Problem details –
Copy each line of the entries beneath that contains the word "Land".

Figure data in JSON
★ ★ ★ ★ ★ ★ ★
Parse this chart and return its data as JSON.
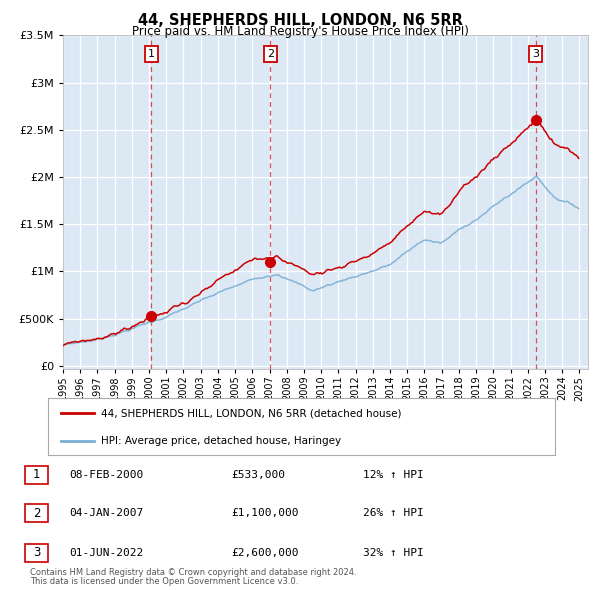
{
  "title": "44, SHEPHERDS HILL, LONDON, N6 5RR",
  "subtitle": "Price paid vs. HM Land Registry's House Price Index (HPI)",
  "legend_red": "44, SHEPHERDS HILL, LONDON, N6 5RR (detached house)",
  "legend_blue": "HPI: Average price, detached house, Haringey",
  "sale1_date": "08-FEB-2000",
  "sale1_price": 533000,
  "sale1_label": "1",
  "sale1_hpi": "12% ↑ HPI",
  "sale1_year": 2000.1,
  "sale2_date": "04-JAN-2007",
  "sale2_price": 1100000,
  "sale2_label": "2",
  "sale2_hpi": "26% ↑ HPI",
  "sale2_year": 2007.03,
  "sale3_date": "01-JUN-2022",
  "sale3_price": 2600000,
  "sale3_label": "3",
  "sale3_hpi": "32% ↑ HPI",
  "sale3_year": 2022.42,
  "footnote1": "Contains HM Land Registry data © Crown copyright and database right 2024.",
  "footnote2": "This data is licensed under the Open Government Licence v3.0.",
  "ylim_max": 3500000,
  "chart_bg": "#dce9f5",
  "red_color": "#cc0000",
  "blue_color": "#7aafd4",
  "grid_color": "#ffffff"
}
★ ★ ★ ★ ★ ★ ★
Task solution –
  "subtitle": "Price paid vs. HM Land Registry's House Price Index (HPI)",
  "footnote1": "Contains HM Land Registry data © Crown copyright and database right 2024.",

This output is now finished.